Start

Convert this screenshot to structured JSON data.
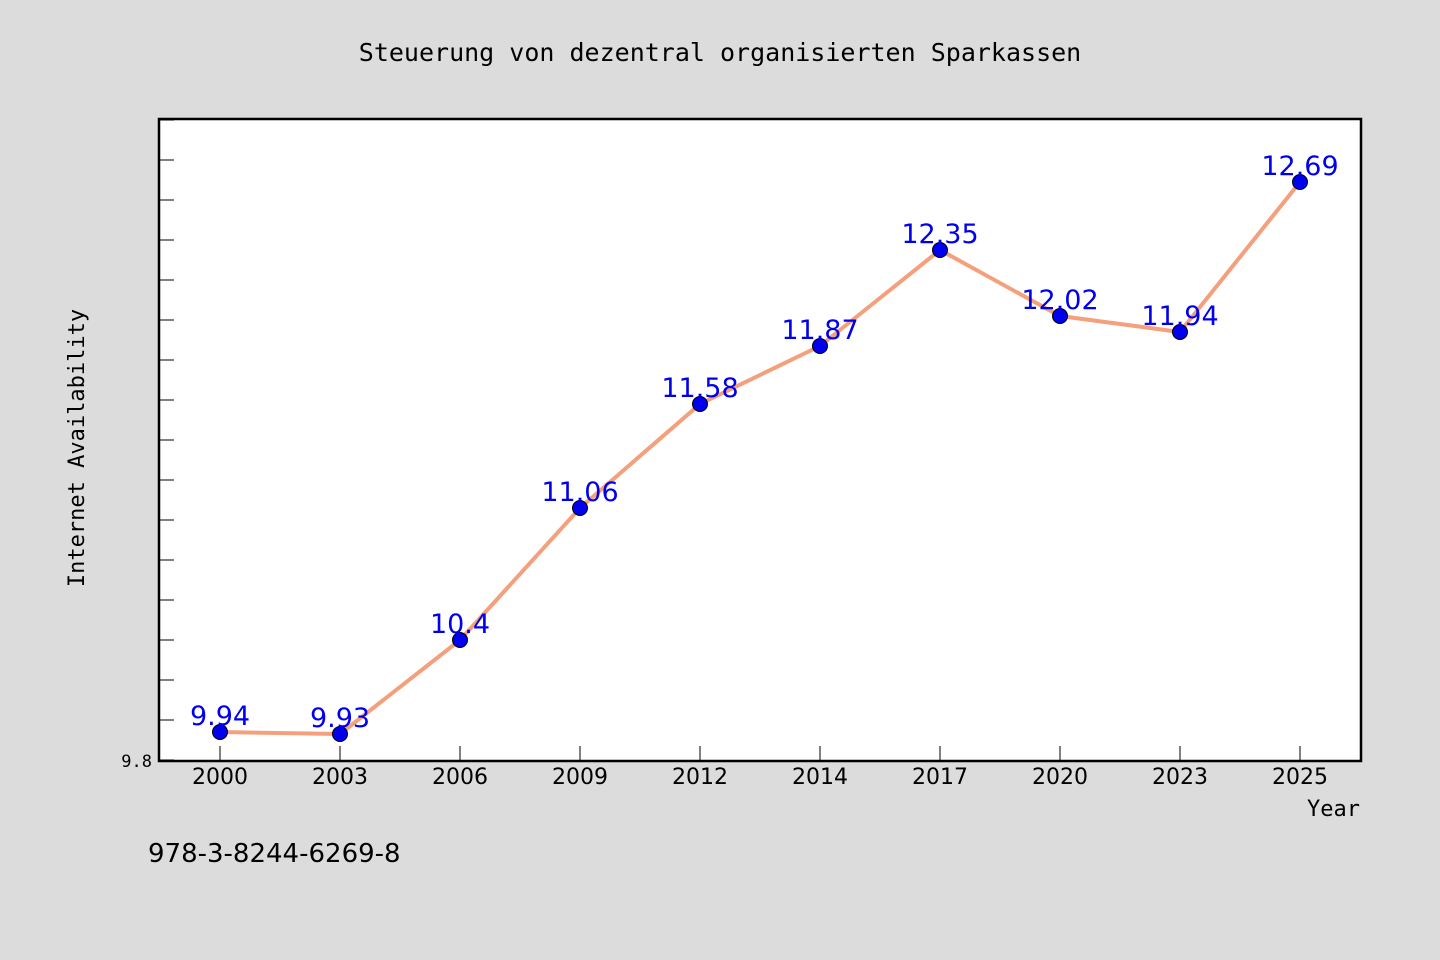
{
  "chart_data": {
    "type": "line",
    "title": "Steuerung von dezentral organisierten Sparkassen",
    "xlabel": "Year",
    "ylabel": "Internet Availability",
    "categories": [
      "2000",
      "2003",
      "2006",
      "2009",
      "2012",
      "2014",
      "2017",
      "2020",
      "2023",
      "2025"
    ],
    "series": [
      {
        "values": [
          9.94,
          9.93,
          10.4,
          11.06,
          11.58,
          11.87,
          12.35,
          12.02,
          11.94,
          12.69
        ],
        "data_labels": [
          "9.94",
          "9.93",
          "10.4",
          "11.06",
          "11.58",
          "11.87",
          "12.35",
          "12.02",
          "11.94",
          "12.69"
        ],
        "line_color": "#f4a07c",
        "marker_color": "#0000ee",
        "label_color": "#0000ee"
      }
    ],
    "ytick_labels": [
      "9.8"
    ],
    "ylim": [
      9.8,
      13.0
    ],
    "grid": false,
    "legend": "none",
    "annotation": "978-3-8244-6269-8"
  },
  "colors": {
    "figure_background": "#dcdcdc",
    "plot_background": "#ffffff",
    "axes": "#000000"
  }
}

End

• [WRITTEN TASK]: Go through the material above and print all of it exactly, except the pictures.

• [SOLUTION FOR THIS PROBLEM]:
Convert this screenshot to structured JSON data.
{
  "chart_data": {
    "type": "line",
    "title": "Steuerung von dezentral organisierten Sparkassen",
    "xlabel": "Year",
    "ylabel": "Internet Availability",
    "categories": [
      "2000",
      "2003",
      "2006",
      "2009",
      "2012",
      "2014",
      "2017",
      "2020",
      "2023",
      "2025"
    ],
    "series": [
      {
        "values": [
          9.94,
          9.93,
          10.4,
          11.06,
          11.58,
          11.87,
          12.35,
          12.02,
          11.94,
          12.69
        ],
        "data_labels": [
          "9.94",
          "9.93",
          "10.4",
          "11.06",
          "11.58",
          "11.87",
          "12.35",
          "12.02",
          "11.94",
          "12.69"
        ],
        "line_color": "#f4a07c",
        "marker_color": "#0000ee",
        "label_color": "#0000ee"
      }
    ],
    "ytick_labels": [
      "9.8"
    ],
    "ylim": [
      9.8,
      13.0
    ],
    "grid": false,
    "legend": "none",
    "annotation": "978-3-8244-6269-8"
  },
  "colors": {
    "figure_background": "#dcdcdc",
    "plot_background": "#ffffff",
    "axes": "#000000"
  }
}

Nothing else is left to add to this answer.